DATASET EXCERPTS:
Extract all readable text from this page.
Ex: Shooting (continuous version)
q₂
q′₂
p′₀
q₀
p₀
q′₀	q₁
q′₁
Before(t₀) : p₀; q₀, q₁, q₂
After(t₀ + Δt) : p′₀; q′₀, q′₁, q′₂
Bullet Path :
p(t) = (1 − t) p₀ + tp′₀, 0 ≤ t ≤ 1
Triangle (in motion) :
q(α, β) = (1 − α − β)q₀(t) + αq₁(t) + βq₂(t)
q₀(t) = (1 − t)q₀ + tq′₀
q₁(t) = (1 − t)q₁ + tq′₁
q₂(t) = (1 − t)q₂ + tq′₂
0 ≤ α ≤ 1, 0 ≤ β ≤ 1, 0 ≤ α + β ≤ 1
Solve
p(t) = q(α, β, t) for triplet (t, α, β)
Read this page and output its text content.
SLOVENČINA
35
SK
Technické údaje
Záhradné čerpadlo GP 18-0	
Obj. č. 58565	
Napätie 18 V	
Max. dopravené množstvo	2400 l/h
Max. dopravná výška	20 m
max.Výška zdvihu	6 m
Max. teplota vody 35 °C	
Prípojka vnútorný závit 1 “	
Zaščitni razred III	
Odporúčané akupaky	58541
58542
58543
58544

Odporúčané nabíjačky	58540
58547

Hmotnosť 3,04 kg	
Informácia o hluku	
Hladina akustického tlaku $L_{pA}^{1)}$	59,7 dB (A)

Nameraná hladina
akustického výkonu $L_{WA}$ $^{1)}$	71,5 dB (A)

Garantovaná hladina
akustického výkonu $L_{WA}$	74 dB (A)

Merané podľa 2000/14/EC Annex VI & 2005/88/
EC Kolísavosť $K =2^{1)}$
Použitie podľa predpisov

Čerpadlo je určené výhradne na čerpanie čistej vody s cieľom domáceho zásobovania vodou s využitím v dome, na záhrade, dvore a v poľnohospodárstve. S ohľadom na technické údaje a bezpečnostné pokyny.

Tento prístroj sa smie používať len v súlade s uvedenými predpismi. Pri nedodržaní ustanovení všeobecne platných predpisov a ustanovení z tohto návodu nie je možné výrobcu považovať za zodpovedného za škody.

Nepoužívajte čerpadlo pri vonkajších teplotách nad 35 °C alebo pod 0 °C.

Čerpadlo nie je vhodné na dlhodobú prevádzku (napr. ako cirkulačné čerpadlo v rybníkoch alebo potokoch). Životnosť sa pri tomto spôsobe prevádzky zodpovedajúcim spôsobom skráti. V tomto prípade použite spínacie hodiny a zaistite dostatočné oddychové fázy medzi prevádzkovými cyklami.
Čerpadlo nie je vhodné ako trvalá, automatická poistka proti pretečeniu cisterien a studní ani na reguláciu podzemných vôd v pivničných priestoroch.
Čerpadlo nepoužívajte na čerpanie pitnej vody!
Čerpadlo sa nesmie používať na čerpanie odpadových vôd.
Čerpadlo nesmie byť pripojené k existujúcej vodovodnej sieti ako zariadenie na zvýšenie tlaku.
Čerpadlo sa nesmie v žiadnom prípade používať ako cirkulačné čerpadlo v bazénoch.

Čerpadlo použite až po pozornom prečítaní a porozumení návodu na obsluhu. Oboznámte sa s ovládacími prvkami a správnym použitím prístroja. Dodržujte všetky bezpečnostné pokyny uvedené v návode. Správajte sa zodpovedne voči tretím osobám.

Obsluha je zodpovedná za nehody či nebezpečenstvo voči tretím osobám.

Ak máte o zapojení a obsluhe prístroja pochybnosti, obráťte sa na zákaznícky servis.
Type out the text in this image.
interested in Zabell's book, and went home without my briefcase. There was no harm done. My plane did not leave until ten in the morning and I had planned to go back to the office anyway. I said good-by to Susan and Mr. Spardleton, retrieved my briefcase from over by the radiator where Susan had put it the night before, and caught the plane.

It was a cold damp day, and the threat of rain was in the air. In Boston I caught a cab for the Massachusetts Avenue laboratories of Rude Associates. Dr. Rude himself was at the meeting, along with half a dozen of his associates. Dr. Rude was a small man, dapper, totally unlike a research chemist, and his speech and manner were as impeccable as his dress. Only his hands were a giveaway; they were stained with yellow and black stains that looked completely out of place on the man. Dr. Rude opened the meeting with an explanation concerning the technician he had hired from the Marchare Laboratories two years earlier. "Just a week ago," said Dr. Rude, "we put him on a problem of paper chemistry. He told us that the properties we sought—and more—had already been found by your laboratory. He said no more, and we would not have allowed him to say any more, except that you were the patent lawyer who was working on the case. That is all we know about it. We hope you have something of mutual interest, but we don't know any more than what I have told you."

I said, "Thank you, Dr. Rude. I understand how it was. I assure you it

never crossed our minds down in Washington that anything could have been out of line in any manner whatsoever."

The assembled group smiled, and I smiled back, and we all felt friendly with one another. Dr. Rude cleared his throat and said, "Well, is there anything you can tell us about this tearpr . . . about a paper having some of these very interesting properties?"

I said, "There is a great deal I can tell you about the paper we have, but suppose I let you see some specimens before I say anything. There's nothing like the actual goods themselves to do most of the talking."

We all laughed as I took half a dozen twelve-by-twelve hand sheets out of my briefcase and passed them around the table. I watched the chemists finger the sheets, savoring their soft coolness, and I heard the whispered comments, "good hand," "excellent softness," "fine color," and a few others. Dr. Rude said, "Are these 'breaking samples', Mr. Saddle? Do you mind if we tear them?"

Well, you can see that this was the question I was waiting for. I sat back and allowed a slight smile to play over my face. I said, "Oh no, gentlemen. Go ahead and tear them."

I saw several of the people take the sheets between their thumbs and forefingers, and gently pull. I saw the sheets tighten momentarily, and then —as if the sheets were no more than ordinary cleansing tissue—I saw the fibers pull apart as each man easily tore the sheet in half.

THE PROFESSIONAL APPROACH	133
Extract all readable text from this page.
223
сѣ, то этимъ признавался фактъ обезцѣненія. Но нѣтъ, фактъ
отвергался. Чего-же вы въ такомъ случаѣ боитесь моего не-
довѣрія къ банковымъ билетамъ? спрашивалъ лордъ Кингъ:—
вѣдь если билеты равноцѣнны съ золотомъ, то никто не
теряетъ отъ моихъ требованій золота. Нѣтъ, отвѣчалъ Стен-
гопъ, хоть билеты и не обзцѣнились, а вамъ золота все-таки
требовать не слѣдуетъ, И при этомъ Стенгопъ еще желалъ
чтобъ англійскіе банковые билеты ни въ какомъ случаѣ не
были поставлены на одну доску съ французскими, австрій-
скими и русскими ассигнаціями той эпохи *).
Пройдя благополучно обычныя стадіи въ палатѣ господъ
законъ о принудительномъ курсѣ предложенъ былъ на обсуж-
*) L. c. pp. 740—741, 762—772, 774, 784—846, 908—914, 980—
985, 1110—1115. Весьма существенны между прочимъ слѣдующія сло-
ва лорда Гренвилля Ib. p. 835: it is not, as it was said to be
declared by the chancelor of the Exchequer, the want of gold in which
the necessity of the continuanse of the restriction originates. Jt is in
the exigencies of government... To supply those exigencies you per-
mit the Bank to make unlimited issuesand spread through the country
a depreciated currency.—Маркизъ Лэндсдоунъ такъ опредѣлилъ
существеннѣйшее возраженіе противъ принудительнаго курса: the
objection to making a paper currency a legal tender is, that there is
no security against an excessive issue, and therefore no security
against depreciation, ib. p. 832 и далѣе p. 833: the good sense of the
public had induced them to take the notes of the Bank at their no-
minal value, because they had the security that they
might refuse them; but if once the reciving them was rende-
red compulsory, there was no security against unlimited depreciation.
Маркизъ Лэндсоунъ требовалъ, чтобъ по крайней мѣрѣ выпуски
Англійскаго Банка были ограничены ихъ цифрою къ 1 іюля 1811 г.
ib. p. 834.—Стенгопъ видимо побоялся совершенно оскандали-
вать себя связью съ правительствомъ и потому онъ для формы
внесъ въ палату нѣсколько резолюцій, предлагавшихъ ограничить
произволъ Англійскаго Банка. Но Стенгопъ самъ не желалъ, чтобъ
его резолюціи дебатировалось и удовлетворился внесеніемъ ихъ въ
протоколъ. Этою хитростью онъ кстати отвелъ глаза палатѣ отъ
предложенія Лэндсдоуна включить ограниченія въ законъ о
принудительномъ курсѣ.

TASK OBJECTIVE: Find every line in the records above that contains the word "курсѣ", and copy each one.

ANSWER BELOW:
законъ о принудительномъ курсѣ предложенъ былъ на обсуж-
принудительномъ курсѣ.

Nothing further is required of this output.